----- TEXTO DEL DOCUMENTO
Y sí, lo he omitido por conveniencia, porque prefiero centrarme en la figura del cineasta antes que en su pasado como miembro del ilustre grupo cómico británico Monty Python. El único americano de ellos, nacionalidad a la que renunció en 2006, es quizás el más británico del grupo en sus maneras y en su forma de presentar sus historias, el que mejor ha soportado el peso de la irreverencia y su carácter subversivo, mientras otros como Michael Palin, Eric Idle o John Cleese, aunque sensacionales actores y comediantes, se han sumido en los convencionalismos de Hollywood.
----------
----- EXTRACTO DE DATOS
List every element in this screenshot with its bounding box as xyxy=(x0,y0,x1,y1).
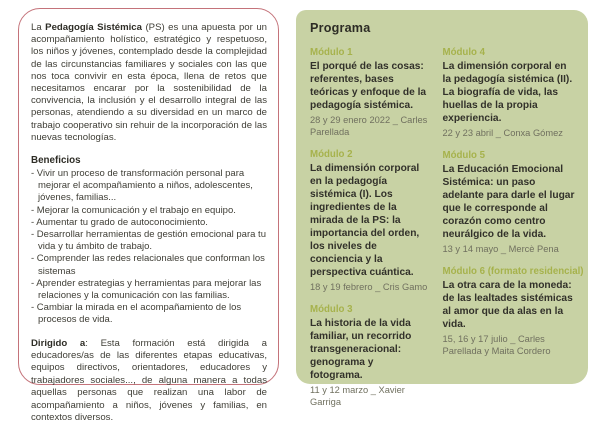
----------
→ **ACCIONES REQUERIDAS**
a – Responda con base en el texto del documento:
(i) ¿De qué grupo cómico fue miembro el cineasta?
(ii) ¿En qué año renunció a su nacionalidad?
(iii) ¿Qué integrantes del grupo se mencionan como sumidos en los convencionalismos de Hollywood?
b – Indique si cada afirmación concuerda con el texto del documento y cite las palabras que lo deciden:
(i) El autor reconoce haber omitido por conveniencia el pasado del cineasta en Monty Python.
(ii) El cineasta conserva actualmente la nacionalidad estadounidense.
(iii) Palin, Idle y Cleese se describen como actores mediocres.
El material no guarda relación con el texto del documento.

→ **RESPUESTAS POR TAREA**
a –
(i) Del grupo cómico británico Monty Python.
(ii) En 2006.
(iii) Michael Palin, Eric Idle y John Cleese.

b –
(i) Sí: "lo he omitido por conveniencia".
(ii) No: "nacionalidad a la que renunció en 2006".
(iii) No: "aunque sensacionales actores y comediantes".